DATA ENTRIES start

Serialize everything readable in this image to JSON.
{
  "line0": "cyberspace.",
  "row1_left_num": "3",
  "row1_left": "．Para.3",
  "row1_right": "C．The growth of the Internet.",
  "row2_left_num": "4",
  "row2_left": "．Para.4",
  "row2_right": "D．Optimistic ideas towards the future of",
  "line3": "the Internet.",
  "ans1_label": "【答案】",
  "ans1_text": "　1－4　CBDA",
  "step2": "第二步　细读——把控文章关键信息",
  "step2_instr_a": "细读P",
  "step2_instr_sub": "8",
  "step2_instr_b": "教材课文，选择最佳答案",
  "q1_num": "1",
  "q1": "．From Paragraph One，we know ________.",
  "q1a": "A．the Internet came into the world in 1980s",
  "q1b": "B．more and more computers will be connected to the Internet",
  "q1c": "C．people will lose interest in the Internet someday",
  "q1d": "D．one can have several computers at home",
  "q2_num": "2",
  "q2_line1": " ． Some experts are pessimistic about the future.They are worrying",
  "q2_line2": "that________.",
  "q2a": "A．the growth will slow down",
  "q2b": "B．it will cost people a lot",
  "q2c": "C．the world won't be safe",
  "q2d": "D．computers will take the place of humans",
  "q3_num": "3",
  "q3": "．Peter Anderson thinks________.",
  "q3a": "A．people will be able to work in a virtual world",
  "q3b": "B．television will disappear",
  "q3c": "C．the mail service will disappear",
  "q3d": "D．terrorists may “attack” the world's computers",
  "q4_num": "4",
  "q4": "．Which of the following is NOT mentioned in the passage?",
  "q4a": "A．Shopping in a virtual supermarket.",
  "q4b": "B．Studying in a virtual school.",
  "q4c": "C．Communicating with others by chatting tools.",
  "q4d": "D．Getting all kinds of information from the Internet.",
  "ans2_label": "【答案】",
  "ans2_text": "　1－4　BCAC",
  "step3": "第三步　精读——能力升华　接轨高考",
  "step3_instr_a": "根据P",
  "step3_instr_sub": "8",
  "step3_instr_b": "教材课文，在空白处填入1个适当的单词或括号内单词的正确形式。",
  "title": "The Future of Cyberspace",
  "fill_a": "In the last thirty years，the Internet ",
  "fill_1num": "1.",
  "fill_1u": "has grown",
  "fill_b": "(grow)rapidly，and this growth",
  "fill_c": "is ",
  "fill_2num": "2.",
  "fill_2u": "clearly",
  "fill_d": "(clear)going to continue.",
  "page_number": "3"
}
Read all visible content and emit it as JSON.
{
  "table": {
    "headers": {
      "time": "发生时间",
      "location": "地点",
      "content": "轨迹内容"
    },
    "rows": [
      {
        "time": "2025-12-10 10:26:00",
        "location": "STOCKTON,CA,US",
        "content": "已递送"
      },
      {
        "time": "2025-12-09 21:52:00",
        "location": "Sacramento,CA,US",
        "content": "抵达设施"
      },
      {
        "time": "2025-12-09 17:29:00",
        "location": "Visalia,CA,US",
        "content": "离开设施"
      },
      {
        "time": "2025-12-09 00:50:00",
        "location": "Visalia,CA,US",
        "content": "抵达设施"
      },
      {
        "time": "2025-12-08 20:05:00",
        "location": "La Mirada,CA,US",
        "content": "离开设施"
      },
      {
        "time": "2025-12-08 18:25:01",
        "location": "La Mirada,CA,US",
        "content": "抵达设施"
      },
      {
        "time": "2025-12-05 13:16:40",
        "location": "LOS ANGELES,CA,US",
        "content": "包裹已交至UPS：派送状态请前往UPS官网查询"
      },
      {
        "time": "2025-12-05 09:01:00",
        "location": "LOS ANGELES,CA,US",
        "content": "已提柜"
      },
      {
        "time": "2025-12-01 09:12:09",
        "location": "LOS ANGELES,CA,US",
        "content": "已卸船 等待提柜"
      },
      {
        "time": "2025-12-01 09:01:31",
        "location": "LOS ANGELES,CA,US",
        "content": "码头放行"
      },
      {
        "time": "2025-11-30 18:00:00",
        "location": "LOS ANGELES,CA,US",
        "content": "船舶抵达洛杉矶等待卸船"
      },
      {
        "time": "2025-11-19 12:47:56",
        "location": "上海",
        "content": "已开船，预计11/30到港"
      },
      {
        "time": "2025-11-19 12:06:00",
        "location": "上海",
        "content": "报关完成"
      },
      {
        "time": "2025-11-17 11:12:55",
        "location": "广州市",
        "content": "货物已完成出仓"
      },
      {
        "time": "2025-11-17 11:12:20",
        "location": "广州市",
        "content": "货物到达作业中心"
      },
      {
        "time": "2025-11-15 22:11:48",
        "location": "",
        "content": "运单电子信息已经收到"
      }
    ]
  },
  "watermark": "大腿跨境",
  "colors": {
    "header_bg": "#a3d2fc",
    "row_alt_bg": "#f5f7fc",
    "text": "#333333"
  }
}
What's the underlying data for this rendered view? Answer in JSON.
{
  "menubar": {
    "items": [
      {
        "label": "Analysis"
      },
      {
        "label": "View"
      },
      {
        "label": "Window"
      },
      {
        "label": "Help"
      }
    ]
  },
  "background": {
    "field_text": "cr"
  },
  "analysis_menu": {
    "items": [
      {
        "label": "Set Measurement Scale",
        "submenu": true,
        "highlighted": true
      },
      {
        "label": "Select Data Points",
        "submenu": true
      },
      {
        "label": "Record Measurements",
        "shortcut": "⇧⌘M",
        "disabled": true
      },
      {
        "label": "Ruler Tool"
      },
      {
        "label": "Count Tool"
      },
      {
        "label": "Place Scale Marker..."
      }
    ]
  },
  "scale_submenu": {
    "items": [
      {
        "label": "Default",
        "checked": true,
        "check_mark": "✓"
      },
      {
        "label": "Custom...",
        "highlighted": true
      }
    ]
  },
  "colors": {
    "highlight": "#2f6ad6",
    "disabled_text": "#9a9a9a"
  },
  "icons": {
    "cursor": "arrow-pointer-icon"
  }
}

DATA ENTRIES end

Recopy all the lines exactly as they appear.

Serialize everything readable in this image to JSON.
{
  "line0": "cyberspace.",
  "row1_left_num": "3",
  "row1_left": "．Para.3",
  "row1_right": "C．The growth of the Internet.",
  "row2_left_num": "4",
  "row2_left": "．Para.4",
  "row2_right": "D．Optimistic ideas towards the future of",
  "line3": "the Internet.",
  "ans1_label": "【答案】",
  "ans1_text": "　1－4　CBDA",
  "step2": "第二步　细读——把控文章关键信息",
  "step2_instr_a": "细读P",
  "step2_instr_sub": "8",
  "step2_instr_b": "教材课文，选择最佳答案",
  "q1_num": "1",
  "q1": "．From Paragraph One，we know ________.",
  "q1a": "A．the Internet came into the world in 1980s",
  "q1b": "B．more and more computers will be connected to the Internet",
  "q1c": "C．people will lose interest in the Internet someday",
  "q1d": "D．one can have several computers at home",
  "q2_num": "2",
  "q2_line1": " ． Some experts are pessimistic about the future.They are worrying",
  "q2_line2": "that________.",
  "q2a": "A．the growth will slow down",
  "q2b": "B．it will cost people a lot",
  "q2c": "C．the world won't be safe",
  "q2d": "D．computers will take the place of humans",
  "q3_num": "3",
  "q3": "．Peter Anderson thinks________.",
  "q3a": "A．people will be able to work in a virtual world",
  "q3b": "B．television will disappear",
  "q3c": "C．the mail service will disappear",
  "q3d": "D．terrorists may “attack” the world's computers",
  "q4_num": "4",
  "q4": "．Which of the following is NOT mentioned in the passage?",
  "q4a": "A．Shopping in a virtual supermarket.",
  "q4b": "B．Studying in a virtual school.",
  "q4c": "C．Communicating with others by chatting tools.",
  "q4d": "D．Getting all kinds of information from the Internet.",
  "ans2_label": "【答案】",
  "ans2_text": "　1－4　BCAC",
  "step3": "第三步　精读——能力升华　接轨高考",
  "step3_instr_a": "根据P",
  "step3_instr_sub": "8",
  "step3_instr_b": "教材课文，在空白处填入1个适当的单词或括号内单词的正确形式。",
  "title": "The Future of Cyberspace",
  "fill_a": "In the last thirty years，the Internet ",
  "fill_1num": "1.",
  "fill_1u": "has grown",
  "fill_b": "(grow)rapidly，and this growth",
  "fill_c": "is ",
  "fill_2num": "2.",
  "fill_2u": "clearly",
  "fill_d": "(clear)going to continue.",
  "page_number": "3"
}
Read all visible content and emit it as JSON.
{
  "table": {
    "headers": {
      "time": "发生时间",
      "location": "地点",
      "content": "轨迹内容"
    },
    "rows": [
      {
        "time": "2025-12-10 10:26:00",
        "location": "STOCKTON,CA,US",
        "content": "已递送"
      },
      {
        "time": "2025-12-09 21:52:00",
        "location": "Sacramento,CA,US",
        "content": "抵达设施"
      },
      {
        "time": "2025-12-09 17:29:00",
        "location": "Visalia,CA,US",
        "content": "离开设施"
      },
      {
        "time": "2025-12-09 00:50:00",
        "location": "Visalia,CA,US",
        "content": "抵达设施"
      },
      {
        "time": "2025-12-08 20:05:00",
        "location": "La Mirada,CA,US",
        "content": "离开设施"
      },
      {
        "time": "2025-12-08 18:25:01",
        "location": "La Mirada,CA,US",
        "content": "抵达设施"
      },
      {
        "time": "2025-12-05 13:16:40",
        "location": "LOS ANGELES,CA,US",
        "content": "包裹已交至UPS：派送状态请前往UPS官网查询"
      },
      {
        "time": "2025-12-05 09:01:00",
        "location": "LOS ANGELES,CA,US",
        "content": "已提柜"
      },
      {
        "time": "2025-12-01 09:12:09",
        "location": "LOS ANGELES,CA,US",
        "content": "已卸船 等待提柜"
      },
      {
        "time": "2025-12-01 09:01:31",
        "location": "LOS ANGELES,CA,US",
        "content": "码头放行"
      },
      {
        "time": "2025-11-30 18:00:00",
        "location": "LOS ANGELES,CA,US",
        "content": "船舶抵达洛杉矶等待卸船"
      },
      {
        "time": "2025-11-19 12:47:56",
        "location": "上海",
        "content": "已开船，预计11/30到港"
      },
      {
        "time": "2025-11-19 12:06:00",
        "location": "上海",
        "content": "报关完成"
      },
      {
        "time": "2025-11-17 11:12:55",
        "location": "广州市",
        "content": "货物已完成出仓"
      },
      {
        "time": "2025-11-17 11:12:20",
        "location": "广州市",
        "content": "货物到达作业中心"
      },
      {
        "time": "2025-11-15 22:11:48",
        "location": "",
        "content": "运单电子信息已经收到"
      }
    ]
  },
  "watermark": "大腿跨境",
  "colors": {
    "header_bg": "#a3d2fc",
    "row_alt_bg": "#f5f7fc",
    "text": "#333333"
  }
}
What's the underlying data for this rendered view? Answer in JSON.
{
  "menubar": {
    "items": [
      {
        "label": "Analysis"
      },
      {
        "label": "View"
      },
      {
        "label": "Window"
      },
      {
        "label": "Help"
      }
    ]
  },
  "background": {
    "field_text": "cr"
  },
  "analysis_menu": {
    "items": [
      {
        "label": "Set Measurement Scale",
        "submenu": true,
        "highlighted": true
      },
      {
        "label": "Select Data Points",
        "submenu": true
      },
      {
        "label": "Record Measurements",
        "shortcut": "⇧⌘M",
        "disabled": true
      },
      {
        "label": "Ruler Tool"
      },
      {
        "label": "Count Tool"
      },
      {
        "label": "Place Scale Marker..."
      }
    ]
  },
  "scale_submenu": {
    "items": [
      {
        "label": "Default",
        "checked": true,
        "check_mark": "✓"
      },
      {
        "label": "Custom...",
        "highlighted": true
      }
    ]
  },
  "colors": {
    "highlight": "#2f6ad6",
    "disabled_text": "#9a9a9a"
  },
  "icons": {
    "cursor": "arrow-pointer-icon"
  }
}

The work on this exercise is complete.